Check every line below for the string "VOOGEL", and copy the lines that contain it.

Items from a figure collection
++++++++

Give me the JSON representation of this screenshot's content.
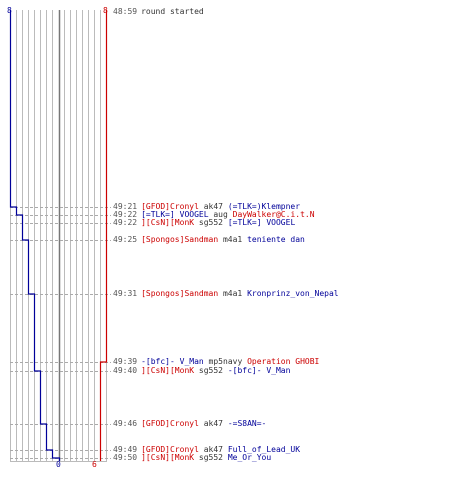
{
  "colors": {
    "red_team": "#cc0000",
    "blue_team": "#000099",
    "timestamp": "#555555",
    "gridline": "#bbbbbb",
    "zero_line": "#777777",
    "guide_dash": "#aaaaaa"
  },
  "axis": {
    "blue_start": "8",
    "red_start": "8",
    "blue_end": "0",
    "red_end": "6"
  },
  "round_start": {
    "time": "48:59",
    "text": "round started"
  },
  "events": [
    {
      "time": "49:21",
      "killer": "[GFOD]Cronyl",
      "killer_team": "red",
      "weapon": "ak47",
      "victim": "(=TLK=)Klempner",
      "victim_team": "blue"
    },
    {
      "time": "49:22",
      "killer": "[=TLK=] VOOGEL",
      "killer_team": "blue",
      "weapon": "aug",
      "victim": "DayWalker@C.i.t.N",
      "victim_team": "red"
    },
    {
      "time": "49:22",
      "killer": "][CsN][MonK",
      "killer_team": "red",
      "weapon": "sg552",
      "victim": "[=TLK=] VOOGEL",
      "victim_team": "blue"
    },
    {
      "time": "49:25",
      "killer": "[Spongos]Sandman",
      "killer_team": "red",
      "weapon": "m4a1",
      "victim": "teniente dan",
      "victim_team": "blue"
    },
    {
      "time": "49:31",
      "killer": "[Spongos]Sandman",
      "killer_team": "red",
      "weapon": "m4a1",
      "victim": "Kronprinz_von_Nepal",
      "victim_team": "blue"
    },
    {
      "time": "49:39",
      "killer": "-[bfc]- V_Man",
      "killer_team": "blue",
      "weapon": "mp5navy",
      "victim": "Operation GHOBI",
      "victim_team": "red"
    },
    {
      "time": "49:40",
      "killer": "][CsN][MonK",
      "killer_team": "red",
      "weapon": "sg552",
      "victim": "-[bfc]- V_Man",
      "victim_team": "blue"
    },
    {
      "time": "49:46",
      "killer": "[GFOD]Cronyl",
      "killer_team": "red",
      "weapon": "ak47",
      "victim": "-=S8AN=-",
      "victim_team": "blue"
    },
    {
      "time": "49:49",
      "killer": "[GFOD]Cronyl",
      "killer_team": "red",
      "weapon": "ak47",
      "victim": "Full_of_Lead_UK",
      "victim_team": "blue"
    },
    {
      "time": "49:50",
      "killer": "][CsN][MonK",
      "killer_team": "red",
      "weapon": "sg552",
      "victim": "Me_Or_You",
      "victim_team": "blue"
    }
  ]
}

++++++++

§ REPLY:
      "killer": "[=TLK=] VOOGEL",
      "victim": "[=TLK=] VOOGEL",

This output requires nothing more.